Write out all of the data exactly as it appears.

START Dataset records

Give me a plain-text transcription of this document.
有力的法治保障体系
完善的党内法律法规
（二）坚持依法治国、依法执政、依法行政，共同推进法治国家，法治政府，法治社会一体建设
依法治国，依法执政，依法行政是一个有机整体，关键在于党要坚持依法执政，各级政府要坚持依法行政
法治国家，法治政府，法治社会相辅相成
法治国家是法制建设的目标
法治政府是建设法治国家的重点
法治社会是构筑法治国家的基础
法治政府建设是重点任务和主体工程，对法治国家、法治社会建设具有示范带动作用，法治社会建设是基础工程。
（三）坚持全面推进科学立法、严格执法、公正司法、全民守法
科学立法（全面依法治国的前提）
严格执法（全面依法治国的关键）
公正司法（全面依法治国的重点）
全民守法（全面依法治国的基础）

END Dataset records

### Solution
Give me a plain-text transcription of this document.
有力的法治保障体系
完善的党内法律法规
（二）坚持依法治国、依法执政、依法行政，共同推进法治国家，法治政府，法治社会一体建设
依法治国，依法执政，依法行政是一个有机整体，关键在于党要坚持依法执政，各级政府要坚持依法行政
法治国家，法治政府，法治社会相辅相成
法治国家是法制建设的目标
法治政府是建设法治国家的重点
法治社会是构筑法治国家的基础
法治政府建设是重点任务和主体工程，对法治国家、法治社会建设具有示范带动作用，法治社会建设是基础工程。
（三）坚持全面推进科学立法、严格执法、公正司法、全民守法
科学立法（全面依法治国的前提）
严格执法（全面依法治国的关键）
公正司法（全面依法治国的重点）
全民守法（全面依法治国的基础）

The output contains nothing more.